Job:
Please quote only the lines that start at the one with "Serialize everything readable" and go on to the last line of the data, both ends kept.

Records:
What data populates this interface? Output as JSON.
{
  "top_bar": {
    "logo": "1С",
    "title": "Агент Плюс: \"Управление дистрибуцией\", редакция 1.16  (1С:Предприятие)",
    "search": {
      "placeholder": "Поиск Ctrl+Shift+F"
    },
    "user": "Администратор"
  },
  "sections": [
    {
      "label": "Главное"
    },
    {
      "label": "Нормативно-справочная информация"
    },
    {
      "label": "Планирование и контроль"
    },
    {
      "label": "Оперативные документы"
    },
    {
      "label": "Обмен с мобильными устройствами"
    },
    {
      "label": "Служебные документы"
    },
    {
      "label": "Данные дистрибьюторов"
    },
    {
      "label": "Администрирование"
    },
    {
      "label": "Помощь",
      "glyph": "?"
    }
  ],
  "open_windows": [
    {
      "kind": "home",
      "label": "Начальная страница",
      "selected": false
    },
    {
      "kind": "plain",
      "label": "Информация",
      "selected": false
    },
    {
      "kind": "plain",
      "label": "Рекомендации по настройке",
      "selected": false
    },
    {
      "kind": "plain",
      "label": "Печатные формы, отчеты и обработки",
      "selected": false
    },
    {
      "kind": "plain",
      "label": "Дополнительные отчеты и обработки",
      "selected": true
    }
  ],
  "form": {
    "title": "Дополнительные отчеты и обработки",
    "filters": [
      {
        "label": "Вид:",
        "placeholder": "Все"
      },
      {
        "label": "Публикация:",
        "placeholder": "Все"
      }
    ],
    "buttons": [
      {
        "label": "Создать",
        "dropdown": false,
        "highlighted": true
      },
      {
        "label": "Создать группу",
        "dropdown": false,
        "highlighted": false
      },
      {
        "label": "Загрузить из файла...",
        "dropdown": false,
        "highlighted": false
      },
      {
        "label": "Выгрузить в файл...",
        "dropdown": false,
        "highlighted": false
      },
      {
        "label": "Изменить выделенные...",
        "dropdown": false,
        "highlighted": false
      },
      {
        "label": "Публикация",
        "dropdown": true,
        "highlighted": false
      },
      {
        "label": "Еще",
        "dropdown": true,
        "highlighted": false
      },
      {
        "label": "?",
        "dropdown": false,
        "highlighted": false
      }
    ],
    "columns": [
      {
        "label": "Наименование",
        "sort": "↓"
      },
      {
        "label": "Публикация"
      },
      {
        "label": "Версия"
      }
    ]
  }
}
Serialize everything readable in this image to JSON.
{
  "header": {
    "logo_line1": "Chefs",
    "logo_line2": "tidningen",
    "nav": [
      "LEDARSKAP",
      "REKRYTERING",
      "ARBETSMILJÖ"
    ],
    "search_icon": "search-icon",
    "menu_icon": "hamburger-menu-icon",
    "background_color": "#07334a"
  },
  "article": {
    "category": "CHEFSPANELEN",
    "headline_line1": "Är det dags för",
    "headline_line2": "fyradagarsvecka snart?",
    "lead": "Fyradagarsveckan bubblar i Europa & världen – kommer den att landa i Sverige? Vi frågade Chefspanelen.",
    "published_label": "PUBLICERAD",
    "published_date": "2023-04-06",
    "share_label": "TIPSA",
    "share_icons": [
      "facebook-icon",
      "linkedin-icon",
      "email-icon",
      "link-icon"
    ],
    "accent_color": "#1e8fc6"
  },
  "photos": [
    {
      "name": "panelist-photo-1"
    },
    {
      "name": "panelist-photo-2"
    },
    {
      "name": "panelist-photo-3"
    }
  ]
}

Exercise response:
Serialize everything readable in this image to JSON.
{
  "header": {
    "logo_line1": "Chefs",
    "logo_line2": "tidningen",
    "nav": [
      "LEDARSKAP",
      "REKRYTERING",
      "ARBETSMILJÖ"
    ],
    "search_icon": "search-icon",
    "menu_icon": "hamburger-menu-icon",
    "background_color": "#07334a"
  },
  "article": {
    "category": "CHEFSPANELEN",
    "headline_line1": "Är det dags för",
    "headline_line2": "fyradagarsvecka snart?",
    "lead": "Fyradagarsveckan bubblar i Europa & världen – kommer den att landa i Sverige? Vi frågade Chefspanelen.",
    "published_label": "PUBLICERAD",
    "published_date": "2023-04-06",
    "share_label": "TIPSA",
    "share_icons": [
      "facebook-icon",
      "linkedin-icon",
      "email-icon",
      "link-icon"
    ],
    "accent_color": "#1e8fc6"
  },
  "photos": [
    {
      "name": "panelist-photo-1"
    },
    {
      "name": "panelist-photo-2"
    },
    {
      "name": "panelist-photo-3"
    }
  ]
}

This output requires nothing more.